--- BEGIN Material shown ---
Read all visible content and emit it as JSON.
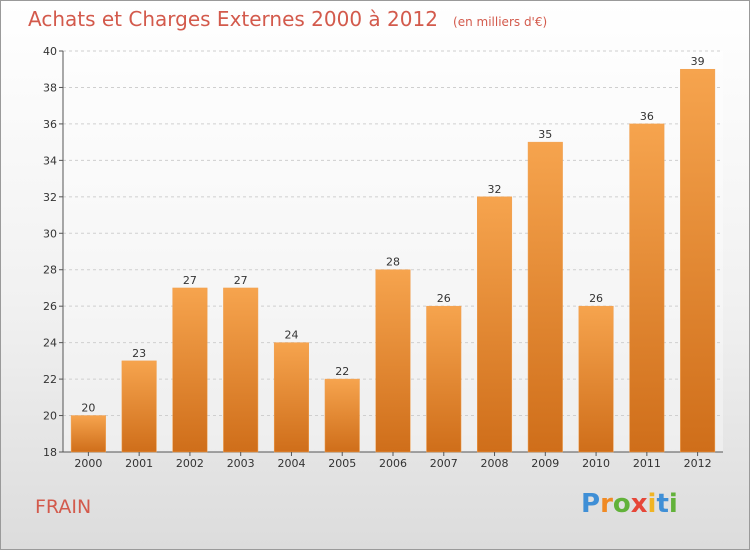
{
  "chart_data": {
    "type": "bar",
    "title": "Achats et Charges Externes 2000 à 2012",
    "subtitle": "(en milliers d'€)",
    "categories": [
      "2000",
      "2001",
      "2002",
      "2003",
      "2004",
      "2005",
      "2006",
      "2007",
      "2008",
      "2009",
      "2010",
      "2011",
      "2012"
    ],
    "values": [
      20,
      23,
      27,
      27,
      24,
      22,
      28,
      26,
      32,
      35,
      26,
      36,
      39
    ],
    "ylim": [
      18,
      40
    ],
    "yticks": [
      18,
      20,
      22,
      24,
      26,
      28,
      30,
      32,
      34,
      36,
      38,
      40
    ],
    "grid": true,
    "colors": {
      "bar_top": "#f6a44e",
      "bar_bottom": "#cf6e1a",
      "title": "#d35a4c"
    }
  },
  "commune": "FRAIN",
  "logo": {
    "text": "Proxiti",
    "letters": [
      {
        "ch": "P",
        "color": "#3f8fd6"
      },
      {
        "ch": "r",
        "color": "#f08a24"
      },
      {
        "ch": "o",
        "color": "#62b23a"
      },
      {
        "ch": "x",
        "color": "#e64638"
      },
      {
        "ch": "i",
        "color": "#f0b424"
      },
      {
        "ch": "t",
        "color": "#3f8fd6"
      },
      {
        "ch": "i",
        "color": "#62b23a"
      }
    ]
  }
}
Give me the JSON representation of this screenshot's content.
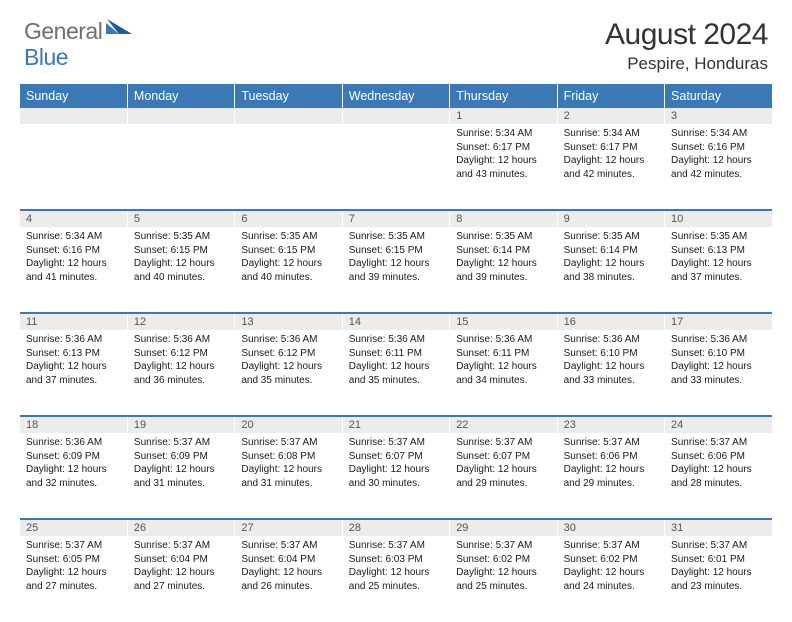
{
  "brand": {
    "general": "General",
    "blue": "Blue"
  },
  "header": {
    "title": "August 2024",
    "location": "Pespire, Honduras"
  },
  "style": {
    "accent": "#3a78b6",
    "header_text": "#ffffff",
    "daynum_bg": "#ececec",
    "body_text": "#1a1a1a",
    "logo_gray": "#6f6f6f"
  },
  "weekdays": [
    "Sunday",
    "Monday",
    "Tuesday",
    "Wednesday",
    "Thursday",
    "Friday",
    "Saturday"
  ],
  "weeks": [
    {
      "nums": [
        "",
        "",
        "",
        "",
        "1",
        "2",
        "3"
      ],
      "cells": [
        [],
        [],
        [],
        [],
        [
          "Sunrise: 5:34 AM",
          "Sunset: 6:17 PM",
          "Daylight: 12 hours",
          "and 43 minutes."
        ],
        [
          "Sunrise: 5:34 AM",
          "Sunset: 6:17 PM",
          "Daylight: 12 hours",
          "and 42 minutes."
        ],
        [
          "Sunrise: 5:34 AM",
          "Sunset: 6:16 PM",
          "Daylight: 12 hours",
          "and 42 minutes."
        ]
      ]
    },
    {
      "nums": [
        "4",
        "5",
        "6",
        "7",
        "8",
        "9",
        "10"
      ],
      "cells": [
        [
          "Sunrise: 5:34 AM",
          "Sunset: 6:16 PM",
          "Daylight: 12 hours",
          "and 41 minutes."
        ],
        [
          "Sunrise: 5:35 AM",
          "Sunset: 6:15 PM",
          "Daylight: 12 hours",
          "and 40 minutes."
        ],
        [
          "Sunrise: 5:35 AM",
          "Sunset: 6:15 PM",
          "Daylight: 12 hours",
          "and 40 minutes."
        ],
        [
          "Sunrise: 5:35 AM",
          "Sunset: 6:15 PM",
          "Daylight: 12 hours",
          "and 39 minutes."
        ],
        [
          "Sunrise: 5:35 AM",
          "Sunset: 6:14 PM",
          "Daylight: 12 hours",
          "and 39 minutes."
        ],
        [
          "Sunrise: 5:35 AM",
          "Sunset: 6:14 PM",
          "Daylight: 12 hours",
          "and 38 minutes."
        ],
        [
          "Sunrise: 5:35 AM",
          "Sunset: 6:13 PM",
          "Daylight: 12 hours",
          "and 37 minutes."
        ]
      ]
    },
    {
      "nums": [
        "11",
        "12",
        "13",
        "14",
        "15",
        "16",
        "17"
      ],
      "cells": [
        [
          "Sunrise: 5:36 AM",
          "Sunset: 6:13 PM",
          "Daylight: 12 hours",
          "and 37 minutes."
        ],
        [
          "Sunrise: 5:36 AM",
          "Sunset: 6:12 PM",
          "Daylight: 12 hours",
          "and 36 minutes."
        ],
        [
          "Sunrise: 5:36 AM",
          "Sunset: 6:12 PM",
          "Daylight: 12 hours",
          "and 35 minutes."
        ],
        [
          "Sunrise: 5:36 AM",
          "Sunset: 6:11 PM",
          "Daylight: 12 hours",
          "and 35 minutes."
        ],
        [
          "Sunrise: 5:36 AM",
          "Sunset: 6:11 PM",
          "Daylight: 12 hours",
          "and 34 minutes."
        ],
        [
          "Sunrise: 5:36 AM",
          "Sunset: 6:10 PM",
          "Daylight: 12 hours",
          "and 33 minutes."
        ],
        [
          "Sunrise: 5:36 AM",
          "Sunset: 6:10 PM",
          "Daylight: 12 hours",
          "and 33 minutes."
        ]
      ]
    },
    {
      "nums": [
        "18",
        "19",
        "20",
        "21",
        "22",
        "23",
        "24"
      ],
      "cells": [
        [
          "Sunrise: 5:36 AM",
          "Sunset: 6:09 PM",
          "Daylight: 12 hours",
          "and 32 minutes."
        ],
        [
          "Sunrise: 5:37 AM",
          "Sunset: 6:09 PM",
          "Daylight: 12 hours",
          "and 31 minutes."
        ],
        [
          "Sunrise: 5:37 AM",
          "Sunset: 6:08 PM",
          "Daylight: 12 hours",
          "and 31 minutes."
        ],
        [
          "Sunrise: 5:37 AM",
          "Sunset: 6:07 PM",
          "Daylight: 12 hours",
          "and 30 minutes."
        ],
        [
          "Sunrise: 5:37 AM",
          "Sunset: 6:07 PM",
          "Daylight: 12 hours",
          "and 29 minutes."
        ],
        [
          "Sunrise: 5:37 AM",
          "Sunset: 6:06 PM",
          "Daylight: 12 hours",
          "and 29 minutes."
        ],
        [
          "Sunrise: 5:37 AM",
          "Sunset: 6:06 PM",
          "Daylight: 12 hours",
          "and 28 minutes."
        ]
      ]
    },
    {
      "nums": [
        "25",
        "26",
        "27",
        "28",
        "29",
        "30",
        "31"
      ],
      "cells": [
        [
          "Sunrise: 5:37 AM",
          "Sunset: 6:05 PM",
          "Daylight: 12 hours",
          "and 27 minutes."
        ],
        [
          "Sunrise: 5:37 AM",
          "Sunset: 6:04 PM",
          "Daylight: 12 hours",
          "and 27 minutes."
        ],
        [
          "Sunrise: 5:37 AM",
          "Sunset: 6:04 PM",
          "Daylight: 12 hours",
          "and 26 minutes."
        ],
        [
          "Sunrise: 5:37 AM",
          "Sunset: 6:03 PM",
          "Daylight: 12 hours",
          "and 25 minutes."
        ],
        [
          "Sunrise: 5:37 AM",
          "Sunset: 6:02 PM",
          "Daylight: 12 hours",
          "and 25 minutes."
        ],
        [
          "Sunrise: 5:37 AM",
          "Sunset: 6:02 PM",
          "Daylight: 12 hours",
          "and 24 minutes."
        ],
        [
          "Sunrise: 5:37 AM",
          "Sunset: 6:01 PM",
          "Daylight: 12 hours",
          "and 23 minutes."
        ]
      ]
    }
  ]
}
--- END Material shown ---
--- BEGIN Material shown ---
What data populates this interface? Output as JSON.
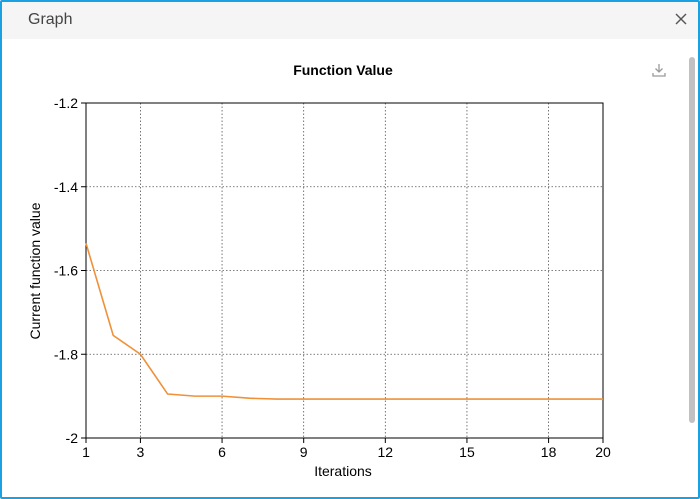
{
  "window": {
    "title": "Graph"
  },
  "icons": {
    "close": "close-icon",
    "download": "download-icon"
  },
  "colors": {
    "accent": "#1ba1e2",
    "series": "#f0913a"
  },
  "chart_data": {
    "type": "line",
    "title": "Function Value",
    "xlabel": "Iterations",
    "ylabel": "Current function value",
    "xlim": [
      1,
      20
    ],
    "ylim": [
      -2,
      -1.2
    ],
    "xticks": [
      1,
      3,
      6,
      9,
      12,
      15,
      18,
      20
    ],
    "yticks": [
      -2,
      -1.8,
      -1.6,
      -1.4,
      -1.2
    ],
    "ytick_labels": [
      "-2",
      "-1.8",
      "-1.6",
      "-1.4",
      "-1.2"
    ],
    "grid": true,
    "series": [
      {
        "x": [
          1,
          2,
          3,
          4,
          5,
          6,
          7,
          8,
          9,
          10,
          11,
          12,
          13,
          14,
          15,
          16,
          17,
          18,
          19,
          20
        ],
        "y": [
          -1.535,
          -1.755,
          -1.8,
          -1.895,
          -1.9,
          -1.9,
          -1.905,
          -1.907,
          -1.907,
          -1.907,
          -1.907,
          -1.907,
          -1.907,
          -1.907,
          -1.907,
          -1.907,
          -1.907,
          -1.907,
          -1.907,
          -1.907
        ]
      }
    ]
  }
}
--- END Material shown ---
- What to produce
Report the number of lines in the listing that include the string "this"; give nothing but the number.

- Task answer
2